GIVEN INSTRUCTION: Locate the line containing "Parse this chart: output" in the material below; repeat it and every line after it, exactly as written.

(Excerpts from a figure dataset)
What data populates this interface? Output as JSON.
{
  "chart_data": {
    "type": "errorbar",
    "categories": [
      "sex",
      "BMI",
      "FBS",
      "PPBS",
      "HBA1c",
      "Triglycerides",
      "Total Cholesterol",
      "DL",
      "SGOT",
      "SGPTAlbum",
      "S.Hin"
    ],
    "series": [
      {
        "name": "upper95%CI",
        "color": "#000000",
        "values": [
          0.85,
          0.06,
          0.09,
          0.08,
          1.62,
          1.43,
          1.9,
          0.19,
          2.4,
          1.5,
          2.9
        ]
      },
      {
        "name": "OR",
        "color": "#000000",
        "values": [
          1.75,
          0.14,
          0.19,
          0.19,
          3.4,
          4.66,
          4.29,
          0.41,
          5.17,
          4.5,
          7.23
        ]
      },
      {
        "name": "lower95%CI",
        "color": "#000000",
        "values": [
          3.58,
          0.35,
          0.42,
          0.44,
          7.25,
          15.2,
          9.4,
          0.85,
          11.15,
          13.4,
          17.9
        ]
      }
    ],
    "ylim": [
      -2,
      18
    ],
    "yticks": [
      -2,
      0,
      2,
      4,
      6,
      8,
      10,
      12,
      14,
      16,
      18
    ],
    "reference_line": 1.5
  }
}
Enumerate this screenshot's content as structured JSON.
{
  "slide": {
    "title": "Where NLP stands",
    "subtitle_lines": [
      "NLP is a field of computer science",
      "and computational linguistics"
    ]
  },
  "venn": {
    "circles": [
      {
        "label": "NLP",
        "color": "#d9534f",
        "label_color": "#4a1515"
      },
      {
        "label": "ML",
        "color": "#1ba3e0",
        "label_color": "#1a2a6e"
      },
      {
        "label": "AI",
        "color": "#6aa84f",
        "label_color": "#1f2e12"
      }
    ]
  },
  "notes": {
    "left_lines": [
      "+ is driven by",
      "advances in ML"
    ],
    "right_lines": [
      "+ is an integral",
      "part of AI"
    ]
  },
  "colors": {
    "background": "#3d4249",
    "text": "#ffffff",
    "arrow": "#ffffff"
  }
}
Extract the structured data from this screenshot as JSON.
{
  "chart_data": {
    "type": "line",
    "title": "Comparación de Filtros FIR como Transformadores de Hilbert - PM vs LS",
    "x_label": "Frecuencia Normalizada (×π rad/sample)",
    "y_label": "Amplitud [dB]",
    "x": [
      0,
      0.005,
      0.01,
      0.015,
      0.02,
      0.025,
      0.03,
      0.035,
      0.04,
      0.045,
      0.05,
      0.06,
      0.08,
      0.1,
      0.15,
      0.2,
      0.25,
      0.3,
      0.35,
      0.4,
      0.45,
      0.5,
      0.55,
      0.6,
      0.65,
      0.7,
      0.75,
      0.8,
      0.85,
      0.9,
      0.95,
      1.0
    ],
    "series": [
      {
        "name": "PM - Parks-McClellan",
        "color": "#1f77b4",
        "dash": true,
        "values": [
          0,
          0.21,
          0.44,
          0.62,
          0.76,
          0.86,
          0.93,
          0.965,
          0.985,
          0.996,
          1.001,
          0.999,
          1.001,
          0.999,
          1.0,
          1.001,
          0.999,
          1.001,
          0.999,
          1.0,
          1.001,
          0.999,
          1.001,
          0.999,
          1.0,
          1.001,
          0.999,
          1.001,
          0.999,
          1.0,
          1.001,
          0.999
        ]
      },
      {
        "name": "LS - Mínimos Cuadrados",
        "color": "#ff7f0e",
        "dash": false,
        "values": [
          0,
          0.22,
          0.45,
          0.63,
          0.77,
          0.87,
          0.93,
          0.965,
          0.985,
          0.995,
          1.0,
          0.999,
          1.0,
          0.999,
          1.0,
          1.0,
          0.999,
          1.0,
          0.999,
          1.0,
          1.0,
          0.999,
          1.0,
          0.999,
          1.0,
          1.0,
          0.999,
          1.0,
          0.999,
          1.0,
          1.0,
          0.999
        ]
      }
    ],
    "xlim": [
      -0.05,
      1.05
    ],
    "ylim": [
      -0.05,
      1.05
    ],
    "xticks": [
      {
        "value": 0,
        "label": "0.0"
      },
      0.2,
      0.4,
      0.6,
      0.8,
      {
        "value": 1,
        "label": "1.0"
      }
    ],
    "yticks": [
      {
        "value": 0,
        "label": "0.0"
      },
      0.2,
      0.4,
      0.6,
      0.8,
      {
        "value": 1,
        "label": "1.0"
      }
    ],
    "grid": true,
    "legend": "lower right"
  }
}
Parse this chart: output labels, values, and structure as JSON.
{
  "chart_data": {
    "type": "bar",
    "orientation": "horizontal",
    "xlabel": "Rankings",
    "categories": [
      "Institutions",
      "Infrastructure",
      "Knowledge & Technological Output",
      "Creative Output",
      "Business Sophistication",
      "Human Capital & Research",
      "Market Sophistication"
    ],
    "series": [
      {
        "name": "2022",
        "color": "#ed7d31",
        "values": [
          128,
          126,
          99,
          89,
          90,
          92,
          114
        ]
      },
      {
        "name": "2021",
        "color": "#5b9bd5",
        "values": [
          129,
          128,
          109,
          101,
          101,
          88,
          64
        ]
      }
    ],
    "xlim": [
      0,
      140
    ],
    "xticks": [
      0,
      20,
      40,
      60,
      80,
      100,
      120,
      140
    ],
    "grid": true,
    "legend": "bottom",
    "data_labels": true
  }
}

TASK OUTPUT:
Parse this chart: output labels, values, and structure as JSON.
{
  "chart_data": {
    "type": "bar",
    "orientation": "horizontal",
    "xlabel": "Rankings",
    "categories": [
      "Institutions",
      "Infrastructure",
      "Knowledge & Technological Output",
      "Creative Output",
      "Business Sophistication",
      "Human Capital & Research",
      "Market Sophistication"
    ],
    "series": [
      {
        "name": "2022",
        "color": "#ed7d31",
        "values": [
          128,
          126,
          99,
          89,
          90,
          92,
          114
        ]
      },
      {
        "name": "2021",
        "color": "#5b9bd5",
        "values": [
          129,
          128,
          109,
          101,
          101,
          88,
          64
        ]
      }
    ],
    "xlim": [
      0,
      140
    ],
    "xticks": [
      0,
      20,
      40,
      60,
      80,
      100,
      120,
      140
    ],
    "grid": true,
    "legend": "bottom",
    "data_labels": true
  }
}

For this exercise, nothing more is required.